# RECORDS TO USE
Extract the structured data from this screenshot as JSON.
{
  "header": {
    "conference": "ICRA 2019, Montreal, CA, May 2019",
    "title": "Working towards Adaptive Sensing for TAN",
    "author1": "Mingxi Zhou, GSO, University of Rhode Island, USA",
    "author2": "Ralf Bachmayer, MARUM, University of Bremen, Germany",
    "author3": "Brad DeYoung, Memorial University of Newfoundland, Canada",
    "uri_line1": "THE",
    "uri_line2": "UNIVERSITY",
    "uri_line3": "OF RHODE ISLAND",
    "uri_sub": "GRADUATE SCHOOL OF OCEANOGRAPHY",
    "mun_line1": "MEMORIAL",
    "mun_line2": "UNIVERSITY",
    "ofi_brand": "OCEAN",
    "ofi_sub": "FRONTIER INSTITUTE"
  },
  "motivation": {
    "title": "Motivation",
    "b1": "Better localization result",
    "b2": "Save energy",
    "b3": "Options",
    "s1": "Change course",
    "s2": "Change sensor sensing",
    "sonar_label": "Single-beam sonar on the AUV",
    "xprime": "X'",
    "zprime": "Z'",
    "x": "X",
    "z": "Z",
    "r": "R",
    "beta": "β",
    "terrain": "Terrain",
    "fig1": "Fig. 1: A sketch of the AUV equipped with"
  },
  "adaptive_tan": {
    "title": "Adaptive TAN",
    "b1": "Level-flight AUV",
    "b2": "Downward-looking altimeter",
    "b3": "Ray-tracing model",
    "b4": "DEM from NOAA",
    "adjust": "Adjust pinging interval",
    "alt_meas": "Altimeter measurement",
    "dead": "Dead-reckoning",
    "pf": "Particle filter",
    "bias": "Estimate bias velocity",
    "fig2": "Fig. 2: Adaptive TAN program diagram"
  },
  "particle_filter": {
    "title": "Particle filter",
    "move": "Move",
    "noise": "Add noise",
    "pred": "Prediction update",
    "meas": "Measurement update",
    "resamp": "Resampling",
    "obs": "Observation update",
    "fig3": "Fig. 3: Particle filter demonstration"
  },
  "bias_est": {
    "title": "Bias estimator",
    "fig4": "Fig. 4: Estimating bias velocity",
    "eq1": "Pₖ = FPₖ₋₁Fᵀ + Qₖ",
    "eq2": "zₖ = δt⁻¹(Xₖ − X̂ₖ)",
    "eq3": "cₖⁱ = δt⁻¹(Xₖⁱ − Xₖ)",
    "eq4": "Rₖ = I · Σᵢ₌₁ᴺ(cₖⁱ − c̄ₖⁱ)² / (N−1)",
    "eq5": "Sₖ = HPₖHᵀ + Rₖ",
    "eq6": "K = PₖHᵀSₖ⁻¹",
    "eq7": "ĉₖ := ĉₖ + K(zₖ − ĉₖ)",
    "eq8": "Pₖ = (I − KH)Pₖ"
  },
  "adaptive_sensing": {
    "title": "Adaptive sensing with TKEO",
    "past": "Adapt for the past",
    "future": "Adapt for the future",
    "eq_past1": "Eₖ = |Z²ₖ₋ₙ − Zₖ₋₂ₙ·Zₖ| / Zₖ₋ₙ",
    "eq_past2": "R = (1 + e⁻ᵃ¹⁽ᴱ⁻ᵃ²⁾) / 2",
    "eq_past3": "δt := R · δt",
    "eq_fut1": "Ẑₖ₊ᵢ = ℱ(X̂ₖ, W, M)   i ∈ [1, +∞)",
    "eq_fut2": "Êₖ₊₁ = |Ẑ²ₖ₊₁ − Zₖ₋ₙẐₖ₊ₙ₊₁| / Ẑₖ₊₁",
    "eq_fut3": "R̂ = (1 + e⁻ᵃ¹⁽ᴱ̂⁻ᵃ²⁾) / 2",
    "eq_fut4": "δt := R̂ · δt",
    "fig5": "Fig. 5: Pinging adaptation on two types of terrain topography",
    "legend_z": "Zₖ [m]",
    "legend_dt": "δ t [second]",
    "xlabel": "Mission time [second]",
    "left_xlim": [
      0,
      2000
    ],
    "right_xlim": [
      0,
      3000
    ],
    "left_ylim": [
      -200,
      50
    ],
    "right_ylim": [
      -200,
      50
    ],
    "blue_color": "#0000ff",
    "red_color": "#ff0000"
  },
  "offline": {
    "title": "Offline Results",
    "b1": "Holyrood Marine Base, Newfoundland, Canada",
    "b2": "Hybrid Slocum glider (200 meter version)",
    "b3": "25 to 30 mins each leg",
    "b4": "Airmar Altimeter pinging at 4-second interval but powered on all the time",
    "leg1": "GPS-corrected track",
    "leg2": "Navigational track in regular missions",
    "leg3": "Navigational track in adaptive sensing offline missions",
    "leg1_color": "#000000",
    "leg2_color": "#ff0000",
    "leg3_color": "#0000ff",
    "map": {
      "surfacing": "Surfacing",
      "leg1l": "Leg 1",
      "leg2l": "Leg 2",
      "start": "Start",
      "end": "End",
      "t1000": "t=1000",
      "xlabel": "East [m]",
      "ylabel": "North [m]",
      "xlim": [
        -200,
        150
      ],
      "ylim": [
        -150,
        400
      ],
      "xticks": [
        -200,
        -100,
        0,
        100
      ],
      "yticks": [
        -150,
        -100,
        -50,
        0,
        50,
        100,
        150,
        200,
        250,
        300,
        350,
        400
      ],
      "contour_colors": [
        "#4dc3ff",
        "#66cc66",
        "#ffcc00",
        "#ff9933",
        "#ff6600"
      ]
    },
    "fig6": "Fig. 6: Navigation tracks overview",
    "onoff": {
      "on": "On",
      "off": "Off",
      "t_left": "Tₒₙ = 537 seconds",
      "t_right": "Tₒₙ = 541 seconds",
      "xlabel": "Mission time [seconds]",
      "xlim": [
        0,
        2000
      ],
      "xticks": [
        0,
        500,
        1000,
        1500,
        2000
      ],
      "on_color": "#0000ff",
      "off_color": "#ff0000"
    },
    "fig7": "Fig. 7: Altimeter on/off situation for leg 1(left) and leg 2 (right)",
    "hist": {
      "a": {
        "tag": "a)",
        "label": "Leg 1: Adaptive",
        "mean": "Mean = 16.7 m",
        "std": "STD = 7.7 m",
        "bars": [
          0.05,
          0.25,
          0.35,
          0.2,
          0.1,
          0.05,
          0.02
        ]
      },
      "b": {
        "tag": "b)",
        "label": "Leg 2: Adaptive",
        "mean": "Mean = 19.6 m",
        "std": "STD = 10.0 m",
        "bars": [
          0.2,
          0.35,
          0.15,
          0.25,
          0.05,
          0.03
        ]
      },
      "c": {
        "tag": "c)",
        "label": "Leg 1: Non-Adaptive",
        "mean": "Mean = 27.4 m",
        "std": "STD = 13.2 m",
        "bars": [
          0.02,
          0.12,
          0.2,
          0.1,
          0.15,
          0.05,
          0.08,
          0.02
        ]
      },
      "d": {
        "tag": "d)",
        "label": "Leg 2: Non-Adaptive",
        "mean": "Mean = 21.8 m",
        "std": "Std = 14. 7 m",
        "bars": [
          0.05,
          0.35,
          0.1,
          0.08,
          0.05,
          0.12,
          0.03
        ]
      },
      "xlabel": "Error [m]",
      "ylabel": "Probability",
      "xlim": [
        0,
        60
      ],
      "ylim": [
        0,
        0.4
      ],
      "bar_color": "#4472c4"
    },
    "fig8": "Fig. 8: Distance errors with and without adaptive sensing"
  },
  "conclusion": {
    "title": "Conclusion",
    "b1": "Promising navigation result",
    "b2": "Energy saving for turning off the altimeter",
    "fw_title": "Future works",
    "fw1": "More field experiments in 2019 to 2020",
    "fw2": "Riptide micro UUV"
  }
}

# TO BE DONE
Extract all of the data above and output it character for character.

# EXERCISE RESULT
Extract the structured data from this screenshot as JSON.
{
  "header": {
    "conference": "ICRA 2019, Montreal, CA, May 2019",
    "title": "Working towards Adaptive Sensing for TAN",
    "author1": "Mingxi Zhou, GSO, University of Rhode Island, USA",
    "author2": "Ralf Bachmayer, MARUM, University of Bremen, Germany",
    "author3": "Brad DeYoung, Memorial University of Newfoundland, Canada",
    "uri_line1": "THE",
    "uri_line2": "UNIVERSITY",
    "uri_line3": "OF RHODE ISLAND",
    "uri_sub": "GRADUATE SCHOOL OF OCEANOGRAPHY",
    "mun_line1": "MEMORIAL",
    "mun_line2": "UNIVERSITY",
    "ofi_brand": "OCEAN",
    "ofi_sub": "FRONTIER INSTITUTE"
  },
  "motivation": {
    "title": "Motivation",
    "b1": "Better localization result",
    "b2": "Save energy",
    "b3": "Options",
    "s1": "Change course",
    "s2": "Change sensor sensing",
    "sonar_label": "Single-beam sonar on the AUV",
    "xprime": "X'",
    "zprime": "Z'",
    "x": "X",
    "z": "Z",
    "r": "R",
    "beta": "β",
    "terrain": "Terrain",
    "fig1": "Fig. 1: A sketch of the AUV equipped with"
  },
  "adaptive_tan": {
    "title": "Adaptive TAN",
    "b1": "Level-flight AUV",
    "b2": "Downward-looking altimeter",
    "b3": "Ray-tracing model",
    "b4": "DEM from NOAA",
    "adjust": "Adjust pinging interval",
    "alt_meas": "Altimeter measurement",
    "dead": "Dead-reckoning",
    "pf": "Particle filter",
    "bias": "Estimate bias velocity",
    "fig2": "Fig. 2: Adaptive TAN program diagram"
  },
  "particle_filter": {
    "title": "Particle filter",
    "move": "Move",
    "noise": "Add noise",
    "pred": "Prediction update",
    "meas": "Measurement update",
    "resamp": "Resampling",
    "obs": "Observation update",
    "fig3": "Fig. 3: Particle filter demonstration"
  },
  "bias_est": {
    "title": "Bias estimator",
    "fig4": "Fig. 4: Estimating bias velocity",
    "eq1": "Pₖ = FPₖ₋₁Fᵀ + Qₖ",
    "eq2": "zₖ = δt⁻¹(Xₖ − X̂ₖ)",
    "eq3": "cₖⁱ = δt⁻¹(Xₖⁱ − Xₖ)",
    "eq4": "Rₖ = I · Σᵢ₌₁ᴺ(cₖⁱ − c̄ₖⁱ)² / (N−1)",
    "eq5": "Sₖ = HPₖHᵀ + Rₖ",
    "eq6": "K = PₖHᵀSₖ⁻¹",
    "eq7": "ĉₖ := ĉₖ + K(zₖ − ĉₖ)",
    "eq8": "Pₖ = (I − KH)Pₖ"
  },
  "adaptive_sensing": {
    "title": "Adaptive sensing with TKEO",
    "past": "Adapt for the past",
    "future": "Adapt for the future",
    "eq_past1": "Eₖ = |Z²ₖ₋ₙ − Zₖ₋₂ₙ·Zₖ| / Zₖ₋ₙ",
    "eq_past2": "R = (1 + e⁻ᵃ¹⁽ᴱ⁻ᵃ²⁾) / 2",
    "eq_past3": "δt := R · δt",
    "eq_fut1": "Ẑₖ₊ᵢ = ℱ(X̂ₖ, W, M)   i ∈ [1, +∞)",
    "eq_fut2": "Êₖ₊₁ = |Ẑ²ₖ₊₁ − Zₖ₋ₙẐₖ₊ₙ₊₁| / Ẑₖ₊₁",
    "eq_fut3": "R̂ = (1 + e⁻ᵃ¹⁽ᴱ̂⁻ᵃ²⁾) / 2",
    "eq_fut4": "δt := R̂ · δt",
    "fig5": "Fig. 5: Pinging adaptation on two types of terrain topography",
    "legend_z": "Zₖ [m]",
    "legend_dt": "δ t [second]",
    "xlabel": "Mission time [second]",
    "left_xlim": [
      0,
      2000
    ],
    "right_xlim": [
      0,
      3000
    ],
    "left_ylim": [
      -200,
      50
    ],
    "right_ylim": [
      -200,
      50
    ],
    "blue_color": "#0000ff",
    "red_color": "#ff0000"
  },
  "offline": {
    "title": "Offline Results",
    "b1": "Holyrood Marine Base, Newfoundland, Canada",
    "b2": "Hybrid Slocum glider (200 meter version)",
    "b3": "25 to 30 mins each leg",
    "b4": "Airmar Altimeter pinging at 4-second interval but powered on all the time",
    "leg1": "GPS-corrected track",
    "leg2": "Navigational track in regular missions",
    "leg3": "Navigational track in adaptive sensing offline missions",
    "leg1_color": "#000000",
    "leg2_color": "#ff0000",
    "leg3_color": "#0000ff",
    "map": {
      "surfacing": "Surfacing",
      "leg1l": "Leg 1",
      "leg2l": "Leg 2",
      "start": "Start",
      "end": "End",
      "t1000": "t=1000",
      "xlabel": "East [m]",
      "ylabel": "North [m]",
      "xlim": [
        -200,
        150
      ],
      "ylim": [
        -150,
        400
      ],
      "xticks": [
        -200,
        -100,
        0,
        100
      ],
      "yticks": [
        -150,
        -100,
        -50,
        0,
        50,
        100,
        150,
        200,
        250,
        300,
        350,
        400
      ],
      "contour_colors": [
        "#4dc3ff",
        "#66cc66",
        "#ffcc00",
        "#ff9933",
        "#ff6600"
      ]
    },
    "fig6": "Fig. 6: Navigation tracks overview",
    "onoff": {
      "on": "On",
      "off": "Off",
      "t_left": "Tₒₙ = 537 seconds",
      "t_right": "Tₒₙ = 541 seconds",
      "xlabel": "Mission time [seconds]",
      "xlim": [
        0,
        2000
      ],
      "xticks": [
        0,
        500,
        1000,
        1500,
        2000
      ],
      "on_color": "#0000ff",
      "off_color": "#ff0000"
    },
    "fig7": "Fig. 7: Altimeter on/off situation for leg 1(left) and leg 2 (right)",
    "hist": {
      "a": {
        "tag": "a)",
        "label": "Leg 1: Adaptive",
        "mean": "Mean = 16.7 m",
        "std": "STD = 7.7 m",
        "bars": [
          0.05,
          0.25,
          0.35,
          0.2,
          0.1,
          0.05,
          0.02
        ]
      },
      "b": {
        "tag": "b)",
        "label": "Leg 2: Adaptive",
        "mean": "Mean = 19.6 m",
        "std": "STD = 10.0 m",
        "bars": [
          0.2,
          0.35,
          0.15,
          0.25,
          0.05,
          0.03
        ]
      },
      "c": {
        "tag": "c)",
        "label": "Leg 1: Non-Adaptive",
        "mean": "Mean = 27.4 m",
        "std": "STD = 13.2 m",
        "bars": [
          0.02,
          0.12,
          0.2,
          0.1,
          0.15,
          0.05,
          0.08,
          0.02
        ]
      },
      "d": {
        "tag": "d)",
        "label": "Leg 2: Non-Adaptive",
        "mean": "Mean = 21.8 m",
        "std": "Std = 14. 7 m",
        "bars": [
          0.05,
          0.35,
          0.1,
          0.08,
          0.05,
          0.12,
          0.03
        ]
      },
      "xlabel": "Error [m]",
      "ylabel": "Probability",
      "xlim": [
        0,
        60
      ],
      "ylim": [
        0,
        0.4
      ],
      "bar_color": "#4472c4"
    },
    "fig8": "Fig. 8: Distance errors with and without adaptive sensing"
  },
  "conclusion": {
    "title": "Conclusion",
    "b1": "Promising navigation result",
    "b2": "Energy saving for turning off the altimeter",
    "fw_title": "Future works",
    "fw1": "More field experiments in 2019 to 2020",
    "fw2": "Riptide micro UUV"
  }
}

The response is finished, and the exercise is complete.